**Requisitos do problema**
Conte quantas linhas das entradas abaixo contêm a palavra "casting", levando em conta maiúsculas e minúsculas. Responda só com o número.

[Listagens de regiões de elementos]
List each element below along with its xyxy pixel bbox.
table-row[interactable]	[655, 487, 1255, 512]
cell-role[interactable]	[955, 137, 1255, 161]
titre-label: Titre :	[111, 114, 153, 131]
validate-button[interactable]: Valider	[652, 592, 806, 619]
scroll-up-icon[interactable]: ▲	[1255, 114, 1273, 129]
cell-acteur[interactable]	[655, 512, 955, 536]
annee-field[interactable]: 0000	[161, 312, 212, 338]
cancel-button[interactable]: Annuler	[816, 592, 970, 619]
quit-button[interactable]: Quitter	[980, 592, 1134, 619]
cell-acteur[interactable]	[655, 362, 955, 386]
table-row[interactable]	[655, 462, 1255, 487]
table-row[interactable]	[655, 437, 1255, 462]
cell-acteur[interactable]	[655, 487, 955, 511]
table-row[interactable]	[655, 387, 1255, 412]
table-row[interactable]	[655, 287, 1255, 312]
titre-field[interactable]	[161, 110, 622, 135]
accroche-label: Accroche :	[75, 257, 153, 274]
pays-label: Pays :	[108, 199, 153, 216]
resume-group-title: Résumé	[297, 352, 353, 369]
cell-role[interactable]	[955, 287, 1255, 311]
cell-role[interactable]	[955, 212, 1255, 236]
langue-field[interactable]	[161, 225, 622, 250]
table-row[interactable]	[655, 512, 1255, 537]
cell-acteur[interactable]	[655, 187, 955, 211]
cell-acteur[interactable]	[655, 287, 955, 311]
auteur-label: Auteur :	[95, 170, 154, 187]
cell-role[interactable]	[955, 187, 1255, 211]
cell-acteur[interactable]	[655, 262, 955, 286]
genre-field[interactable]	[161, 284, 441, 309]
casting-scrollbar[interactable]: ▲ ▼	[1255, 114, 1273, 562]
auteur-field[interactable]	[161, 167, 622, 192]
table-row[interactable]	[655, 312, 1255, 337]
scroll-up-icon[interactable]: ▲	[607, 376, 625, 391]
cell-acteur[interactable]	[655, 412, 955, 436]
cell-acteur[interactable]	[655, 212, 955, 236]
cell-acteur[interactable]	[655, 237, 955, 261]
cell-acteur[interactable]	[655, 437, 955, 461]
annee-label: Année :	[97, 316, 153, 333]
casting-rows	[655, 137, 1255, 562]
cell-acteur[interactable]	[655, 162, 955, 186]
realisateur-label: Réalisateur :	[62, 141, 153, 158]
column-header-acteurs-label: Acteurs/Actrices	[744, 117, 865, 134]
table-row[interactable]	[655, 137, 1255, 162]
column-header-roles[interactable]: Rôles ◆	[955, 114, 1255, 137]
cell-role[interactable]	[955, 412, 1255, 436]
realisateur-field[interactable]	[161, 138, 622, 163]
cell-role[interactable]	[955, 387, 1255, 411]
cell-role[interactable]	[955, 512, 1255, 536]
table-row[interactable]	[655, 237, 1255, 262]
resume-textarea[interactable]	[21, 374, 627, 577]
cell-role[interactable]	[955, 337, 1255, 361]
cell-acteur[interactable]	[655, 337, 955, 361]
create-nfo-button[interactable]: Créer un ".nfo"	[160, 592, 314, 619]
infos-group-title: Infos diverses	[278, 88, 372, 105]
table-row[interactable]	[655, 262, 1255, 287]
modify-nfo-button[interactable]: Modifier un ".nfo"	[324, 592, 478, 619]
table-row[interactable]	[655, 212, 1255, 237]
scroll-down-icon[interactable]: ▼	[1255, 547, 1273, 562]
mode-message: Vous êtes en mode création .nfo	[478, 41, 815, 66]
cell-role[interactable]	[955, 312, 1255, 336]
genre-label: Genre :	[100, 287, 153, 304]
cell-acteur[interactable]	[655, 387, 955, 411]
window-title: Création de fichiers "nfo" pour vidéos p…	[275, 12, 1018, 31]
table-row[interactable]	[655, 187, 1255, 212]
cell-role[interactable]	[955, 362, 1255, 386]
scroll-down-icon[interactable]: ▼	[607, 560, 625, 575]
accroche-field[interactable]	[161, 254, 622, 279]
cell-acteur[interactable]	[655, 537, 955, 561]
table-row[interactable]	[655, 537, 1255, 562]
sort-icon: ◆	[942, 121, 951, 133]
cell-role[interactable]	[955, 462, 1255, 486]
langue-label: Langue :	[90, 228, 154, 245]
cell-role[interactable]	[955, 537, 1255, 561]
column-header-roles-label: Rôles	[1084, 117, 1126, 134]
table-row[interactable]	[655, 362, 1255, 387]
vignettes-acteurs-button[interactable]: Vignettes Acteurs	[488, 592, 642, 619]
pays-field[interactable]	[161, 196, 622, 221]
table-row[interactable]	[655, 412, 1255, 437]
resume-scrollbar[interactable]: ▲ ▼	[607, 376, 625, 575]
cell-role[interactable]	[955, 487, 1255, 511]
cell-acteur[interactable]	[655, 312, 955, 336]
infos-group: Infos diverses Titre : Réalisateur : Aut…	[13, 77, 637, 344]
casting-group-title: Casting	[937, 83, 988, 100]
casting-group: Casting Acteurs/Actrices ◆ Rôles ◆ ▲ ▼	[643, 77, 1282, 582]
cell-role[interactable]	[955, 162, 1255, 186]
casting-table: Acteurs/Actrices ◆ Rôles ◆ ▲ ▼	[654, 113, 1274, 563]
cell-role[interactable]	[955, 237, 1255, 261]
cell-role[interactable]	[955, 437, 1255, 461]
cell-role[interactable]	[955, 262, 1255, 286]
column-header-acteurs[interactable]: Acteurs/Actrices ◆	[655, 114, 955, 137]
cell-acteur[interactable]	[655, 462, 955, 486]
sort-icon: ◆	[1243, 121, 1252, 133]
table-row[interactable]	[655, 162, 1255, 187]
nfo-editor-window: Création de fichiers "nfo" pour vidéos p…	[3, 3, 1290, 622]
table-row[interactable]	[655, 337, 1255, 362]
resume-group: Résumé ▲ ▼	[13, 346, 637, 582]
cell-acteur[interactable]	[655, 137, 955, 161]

**Resposta ao problema**
5